* [Stated problem]:
Output each entry below as it stands, leaving out every picture.
* begin *
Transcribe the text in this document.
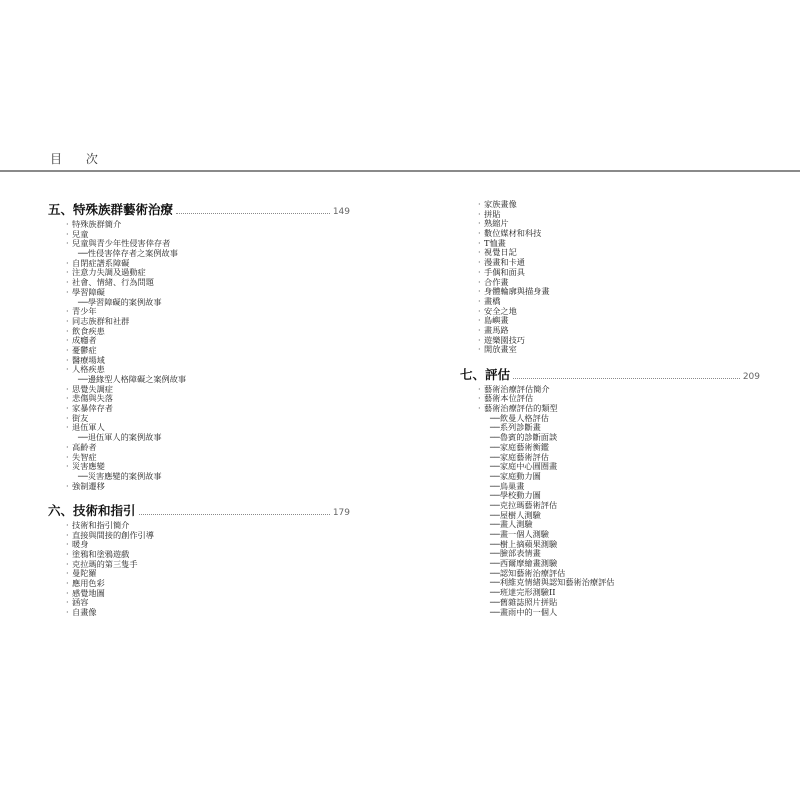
目 次
五、特殊族群藝術治療	149
· 特殊族群簡介
· 兒童
· 兒童與青少年性侵害倖存者
──性侵害倖存者之案例故事
· 自閉症譜系障礙
· 注意力失調及過動症
· 社會、情緒、行為問題
· 學習障礙
──學習障礙的案例故事
· 青少年
· 同志族群和社群
· 飲食疾患
· 成癮者
· 憂鬱症
· 醫療場域
· 人格疾患
──邊緣型人格障礙之案例故事
· 思覺失調症
· 悲傷與失落
· 家暴倖存者
· 街友
· 退伍軍人
──退伍軍人的案例故事
· 高齡者
· 失智症
· 災害應變
──災害應變的案例故事
· 強制遷移
六、技術和指引	179
· 技術和指引簡介
· 直接與間接的創作引導
· 暖身
· 塗鴉和塗鴉遊戲
· 克拉瑪的第三隻手
· 曼陀羅
· 應用色彩
· 感覺地圖
· 涵容
· 自畫像
· 家族畫像
· 拼貼
· 熟縮片
· 數位媒材和科技
· T恤畫
· 視覺日記
· 漫畫和卡通
· 手偶和面具
· 合作畫
· 身體輪廓與描身畫
· 畫橋
· 安全之地
· 島嶼畫
· 畫馬路
· 遊樂園技巧
· 開放畫室
七、評估	209
· 藝術治療評估簡介
· 藝術本位評估
· 藝術治療評估的類型
──飲曼人格評估
──系列診斷畫
──魯賓的診斷面談
──家庭藝術衡鑑
──家庭藝術評估
──家庭中心圓圈畫
──家庭動力圖
──鳥巢畫
──學校動力圖
──克拉瑪藝術評估
──屋樹人測驗
──畫人測驗
──畫一個人測驗
──樹上摘蘋果測驗
──臉部表情畫
──西爾摩繪畫測驗
──認知藝術治療評估
──利維克情緒與認知藝術治療評估
──班達完形測驗II
──舊雜誌照片拼貼
──畫雨中的一個人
* end *
* [The reply]:
Transcribe the text in this document.
目 次
五、特殊族群藝術治療	149
· 特殊族群簡介
· 兒童
· 兒童與青少年性侵害倖存者
──性侵害倖存者之案例故事
· 自閉症譜系障礙
· 注意力失調及過動症
· 社會、情緒、行為問題
· 學習障礙
──學習障礙的案例故事
· 青少年
· 同志族群和社群
· 飲食疾患
· 成癮者
· 憂鬱症
· 醫療場域
· 人格疾患
──邊緣型人格障礙之案例故事
· 思覺失調症
· 悲傷與失落
· 家暴倖存者
· 街友
· 退伍軍人
──退伍軍人的案例故事
· 高齡者
· 失智症
· 災害應變
──災害應變的案例故事
· 強制遷移
六、技術和指引	179
· 技術和指引簡介
· 直接與間接的創作引導
· 暖身
· 塗鴉和塗鴉遊戲
· 克拉瑪的第三隻手
· 曼陀羅
· 應用色彩
· 感覺地圖
· 涵容
· 自畫像
· 家族畫像
· 拼貼
· 熟縮片
· 數位媒材和科技
· T恤畫
· 視覺日記
· 漫畫和卡通
· 手偶和面具
· 合作畫
· 身體輪廓與描身畫
· 畫橋
· 安全之地
· 島嶼畫
· 畫馬路
· 遊樂園技巧
· 開放畫室
七、評估	209
· 藝術治療評估簡介
· 藝術本位評估
· 藝術治療評估的類型
──飲曼人格評估
──系列診斷畫
──魯賓的診斷面談
──家庭藝術衡鑑
──家庭藝術評估
──家庭中心圓圈畫
──家庭動力圖
──鳥巢畫
──學校動力圖
──克拉瑪藝術評估
──屋樹人測驗
──畫人測驗
──畫一個人測驗
──樹上摘蘋果測驗
──臉部表情畫
──西爾摩繪畫測驗
──認知藝術治療評估
──利維克情緒與認知藝術治療評估
──班達完形測驗II
──舊雜誌照片拼貼
──畫雨中的一個人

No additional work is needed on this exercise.